**Data section**:
((

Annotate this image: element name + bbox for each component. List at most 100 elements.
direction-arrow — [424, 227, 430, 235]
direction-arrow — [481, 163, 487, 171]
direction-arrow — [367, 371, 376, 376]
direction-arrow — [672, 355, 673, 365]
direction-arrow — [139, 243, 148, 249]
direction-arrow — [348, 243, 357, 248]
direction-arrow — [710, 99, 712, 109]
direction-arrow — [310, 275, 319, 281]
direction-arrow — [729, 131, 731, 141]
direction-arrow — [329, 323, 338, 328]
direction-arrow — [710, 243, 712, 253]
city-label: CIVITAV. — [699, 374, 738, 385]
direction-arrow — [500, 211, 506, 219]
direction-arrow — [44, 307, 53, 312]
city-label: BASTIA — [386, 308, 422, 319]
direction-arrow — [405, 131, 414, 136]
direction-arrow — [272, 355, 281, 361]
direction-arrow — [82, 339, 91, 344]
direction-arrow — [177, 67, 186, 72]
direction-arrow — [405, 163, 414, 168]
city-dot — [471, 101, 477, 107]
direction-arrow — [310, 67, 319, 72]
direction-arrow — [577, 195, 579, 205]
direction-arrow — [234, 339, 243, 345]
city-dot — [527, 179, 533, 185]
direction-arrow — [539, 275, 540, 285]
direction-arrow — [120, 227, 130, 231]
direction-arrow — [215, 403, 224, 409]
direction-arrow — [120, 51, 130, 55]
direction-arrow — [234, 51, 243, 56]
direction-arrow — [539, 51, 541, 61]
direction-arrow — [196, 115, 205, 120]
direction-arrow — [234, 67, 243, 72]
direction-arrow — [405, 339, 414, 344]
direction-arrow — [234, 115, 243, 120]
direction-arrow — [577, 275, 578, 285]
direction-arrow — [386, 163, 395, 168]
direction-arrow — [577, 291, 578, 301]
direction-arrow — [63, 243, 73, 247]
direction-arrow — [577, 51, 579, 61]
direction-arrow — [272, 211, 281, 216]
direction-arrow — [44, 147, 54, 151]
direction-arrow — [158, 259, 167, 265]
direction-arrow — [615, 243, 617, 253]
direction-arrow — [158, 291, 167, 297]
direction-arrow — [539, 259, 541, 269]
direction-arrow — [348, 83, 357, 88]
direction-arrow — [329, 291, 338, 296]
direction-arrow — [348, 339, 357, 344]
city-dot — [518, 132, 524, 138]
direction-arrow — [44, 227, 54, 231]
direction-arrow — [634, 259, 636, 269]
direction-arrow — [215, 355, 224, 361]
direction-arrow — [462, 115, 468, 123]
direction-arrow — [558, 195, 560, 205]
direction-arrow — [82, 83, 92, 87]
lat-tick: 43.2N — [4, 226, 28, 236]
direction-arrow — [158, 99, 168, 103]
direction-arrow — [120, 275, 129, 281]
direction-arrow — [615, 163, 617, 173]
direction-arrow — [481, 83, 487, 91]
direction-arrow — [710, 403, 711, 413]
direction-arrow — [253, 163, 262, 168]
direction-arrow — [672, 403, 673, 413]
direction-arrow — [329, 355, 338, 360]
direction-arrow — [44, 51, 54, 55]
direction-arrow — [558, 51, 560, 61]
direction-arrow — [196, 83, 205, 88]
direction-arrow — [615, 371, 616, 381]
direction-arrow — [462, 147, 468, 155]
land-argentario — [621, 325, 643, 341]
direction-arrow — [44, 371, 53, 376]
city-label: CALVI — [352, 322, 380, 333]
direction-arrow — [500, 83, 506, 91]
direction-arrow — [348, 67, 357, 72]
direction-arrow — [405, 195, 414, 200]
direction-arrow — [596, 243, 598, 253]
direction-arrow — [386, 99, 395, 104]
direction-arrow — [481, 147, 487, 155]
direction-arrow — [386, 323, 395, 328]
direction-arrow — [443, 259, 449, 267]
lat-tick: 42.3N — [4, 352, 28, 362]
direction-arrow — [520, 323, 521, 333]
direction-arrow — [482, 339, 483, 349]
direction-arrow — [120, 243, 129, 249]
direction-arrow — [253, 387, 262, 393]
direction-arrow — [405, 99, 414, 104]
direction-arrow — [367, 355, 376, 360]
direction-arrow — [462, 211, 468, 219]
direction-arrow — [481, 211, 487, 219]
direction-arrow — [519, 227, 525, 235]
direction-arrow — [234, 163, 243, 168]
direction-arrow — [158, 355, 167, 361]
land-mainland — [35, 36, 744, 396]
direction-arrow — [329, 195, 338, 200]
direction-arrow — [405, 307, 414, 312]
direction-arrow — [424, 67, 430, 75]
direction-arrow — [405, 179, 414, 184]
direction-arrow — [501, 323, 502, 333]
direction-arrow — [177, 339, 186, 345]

))
((

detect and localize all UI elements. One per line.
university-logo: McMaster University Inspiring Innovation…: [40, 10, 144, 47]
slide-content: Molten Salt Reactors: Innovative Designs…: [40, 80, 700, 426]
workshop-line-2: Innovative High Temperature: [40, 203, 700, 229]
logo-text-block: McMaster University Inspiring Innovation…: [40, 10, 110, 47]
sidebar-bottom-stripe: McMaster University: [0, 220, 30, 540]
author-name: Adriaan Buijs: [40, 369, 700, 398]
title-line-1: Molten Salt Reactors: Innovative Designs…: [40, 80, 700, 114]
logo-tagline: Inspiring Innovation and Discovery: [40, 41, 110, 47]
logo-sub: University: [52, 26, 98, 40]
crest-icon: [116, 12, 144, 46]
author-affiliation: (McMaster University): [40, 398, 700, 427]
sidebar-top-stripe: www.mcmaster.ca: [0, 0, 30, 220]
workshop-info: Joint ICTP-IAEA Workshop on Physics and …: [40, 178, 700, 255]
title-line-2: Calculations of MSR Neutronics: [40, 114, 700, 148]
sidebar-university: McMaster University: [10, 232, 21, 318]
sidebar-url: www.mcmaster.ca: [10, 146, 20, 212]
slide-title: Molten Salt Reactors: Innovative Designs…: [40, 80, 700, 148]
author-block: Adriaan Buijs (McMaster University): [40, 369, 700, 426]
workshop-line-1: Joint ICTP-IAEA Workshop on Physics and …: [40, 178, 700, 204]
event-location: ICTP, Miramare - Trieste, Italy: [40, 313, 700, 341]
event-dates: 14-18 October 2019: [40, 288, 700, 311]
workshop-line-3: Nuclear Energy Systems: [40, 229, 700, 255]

))
((

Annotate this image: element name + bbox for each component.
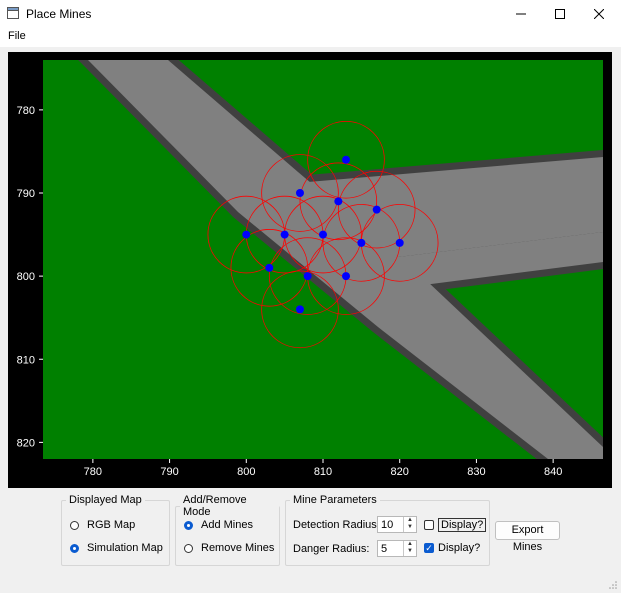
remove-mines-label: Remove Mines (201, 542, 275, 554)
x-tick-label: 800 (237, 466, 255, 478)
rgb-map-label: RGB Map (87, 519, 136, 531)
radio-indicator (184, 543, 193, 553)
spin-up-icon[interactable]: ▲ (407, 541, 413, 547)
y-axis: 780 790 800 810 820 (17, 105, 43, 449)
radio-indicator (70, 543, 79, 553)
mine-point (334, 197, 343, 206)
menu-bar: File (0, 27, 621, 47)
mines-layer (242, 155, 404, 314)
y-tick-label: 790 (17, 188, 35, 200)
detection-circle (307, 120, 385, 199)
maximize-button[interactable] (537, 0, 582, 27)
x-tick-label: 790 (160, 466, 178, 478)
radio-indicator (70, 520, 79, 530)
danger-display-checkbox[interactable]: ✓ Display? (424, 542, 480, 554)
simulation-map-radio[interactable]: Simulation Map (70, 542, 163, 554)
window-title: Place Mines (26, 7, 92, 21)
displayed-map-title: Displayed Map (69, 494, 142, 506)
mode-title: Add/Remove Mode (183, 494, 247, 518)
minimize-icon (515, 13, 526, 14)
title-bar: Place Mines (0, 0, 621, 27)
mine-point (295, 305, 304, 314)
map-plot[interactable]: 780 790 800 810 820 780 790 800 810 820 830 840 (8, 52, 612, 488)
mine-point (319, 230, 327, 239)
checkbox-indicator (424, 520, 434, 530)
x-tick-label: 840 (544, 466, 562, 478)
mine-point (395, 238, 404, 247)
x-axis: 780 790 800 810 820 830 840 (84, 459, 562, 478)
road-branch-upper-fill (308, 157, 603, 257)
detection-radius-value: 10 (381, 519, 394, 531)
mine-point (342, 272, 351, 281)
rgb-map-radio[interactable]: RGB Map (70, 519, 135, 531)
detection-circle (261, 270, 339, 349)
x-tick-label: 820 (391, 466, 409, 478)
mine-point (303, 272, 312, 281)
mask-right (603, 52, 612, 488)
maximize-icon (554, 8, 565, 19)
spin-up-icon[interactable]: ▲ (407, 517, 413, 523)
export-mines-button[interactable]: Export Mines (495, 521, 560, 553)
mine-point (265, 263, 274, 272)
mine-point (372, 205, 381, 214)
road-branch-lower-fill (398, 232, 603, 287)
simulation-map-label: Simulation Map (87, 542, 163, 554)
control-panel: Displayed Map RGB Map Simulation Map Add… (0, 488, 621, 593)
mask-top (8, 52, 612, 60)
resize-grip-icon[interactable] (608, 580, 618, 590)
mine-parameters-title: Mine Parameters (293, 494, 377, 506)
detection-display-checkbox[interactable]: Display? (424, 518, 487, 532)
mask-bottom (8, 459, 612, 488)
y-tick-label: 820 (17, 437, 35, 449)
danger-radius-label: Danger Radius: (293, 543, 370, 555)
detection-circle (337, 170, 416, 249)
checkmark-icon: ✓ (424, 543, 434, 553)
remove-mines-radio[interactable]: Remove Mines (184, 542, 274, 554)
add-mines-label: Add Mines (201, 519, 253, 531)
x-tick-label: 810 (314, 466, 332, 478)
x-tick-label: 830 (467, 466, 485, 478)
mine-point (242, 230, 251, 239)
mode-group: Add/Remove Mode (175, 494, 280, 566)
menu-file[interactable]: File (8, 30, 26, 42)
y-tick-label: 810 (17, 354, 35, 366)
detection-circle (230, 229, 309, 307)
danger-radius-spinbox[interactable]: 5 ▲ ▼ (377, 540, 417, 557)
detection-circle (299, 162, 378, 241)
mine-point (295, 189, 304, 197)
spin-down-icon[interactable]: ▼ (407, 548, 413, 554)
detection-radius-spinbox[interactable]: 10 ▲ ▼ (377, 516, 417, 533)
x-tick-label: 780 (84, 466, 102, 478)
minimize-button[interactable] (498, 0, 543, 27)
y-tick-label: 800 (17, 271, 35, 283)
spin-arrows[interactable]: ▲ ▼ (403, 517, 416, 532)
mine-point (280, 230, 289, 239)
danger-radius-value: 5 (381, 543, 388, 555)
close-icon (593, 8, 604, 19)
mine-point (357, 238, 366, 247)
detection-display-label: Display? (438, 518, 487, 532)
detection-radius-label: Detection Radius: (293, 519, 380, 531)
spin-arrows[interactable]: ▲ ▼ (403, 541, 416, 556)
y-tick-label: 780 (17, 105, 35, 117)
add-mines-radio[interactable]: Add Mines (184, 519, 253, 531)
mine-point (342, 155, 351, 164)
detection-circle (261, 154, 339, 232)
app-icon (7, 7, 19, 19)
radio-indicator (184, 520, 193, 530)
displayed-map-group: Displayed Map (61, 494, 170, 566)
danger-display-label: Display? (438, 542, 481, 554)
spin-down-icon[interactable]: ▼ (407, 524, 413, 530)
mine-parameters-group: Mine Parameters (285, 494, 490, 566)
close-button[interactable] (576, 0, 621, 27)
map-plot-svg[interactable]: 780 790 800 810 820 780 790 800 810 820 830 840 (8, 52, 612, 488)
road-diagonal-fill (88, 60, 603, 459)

))

**Task prompt**:
Reproduce word for word the lines of rows above, from the line containing "most 100 elements." through the line containing "direction-arrow — [215, 403, 224, 409]", with both of those lines included.

**Response to this exercise**:
Annotate this image: element name + bbox for each component. List at most 100 elements.
direction-arrow — [424, 227, 430, 235]
direction-arrow — [481, 163, 487, 171]
direction-arrow — [367, 371, 376, 376]
direction-arrow — [672, 355, 673, 365]
direction-arrow — [139, 243, 148, 249]
direction-arrow — [348, 243, 357, 248]
direction-arrow — [710, 99, 712, 109]
direction-arrow — [310, 275, 319, 281]
direction-arrow — [729, 131, 731, 141]
direction-arrow — [329, 323, 338, 328]
direction-arrow — [710, 243, 712, 253]
city-label: CIVITAV. — [699, 374, 738, 385]
direction-arrow — [500, 211, 506, 219]
direction-arrow — [44, 307, 53, 312]
city-label: BASTIA — [386, 308, 422, 319]
direction-arrow — [405, 131, 414, 136]
direction-arrow — [272, 355, 281, 361]
direction-arrow — [82, 339, 91, 344]
direction-arrow — [177, 67, 186, 72]
direction-arrow — [405, 163, 414, 168]
city-dot — [471, 101, 477, 107]
direction-arrow — [310, 67, 319, 72]
direction-arrow — [577, 195, 579, 205]
direction-arrow — [234, 339, 243, 345]
city-dot — [527, 179, 533, 185]
direction-arrow — [539, 275, 540, 285]
direction-arrow — [120, 227, 130, 231]
direction-arrow — [215, 403, 224, 409]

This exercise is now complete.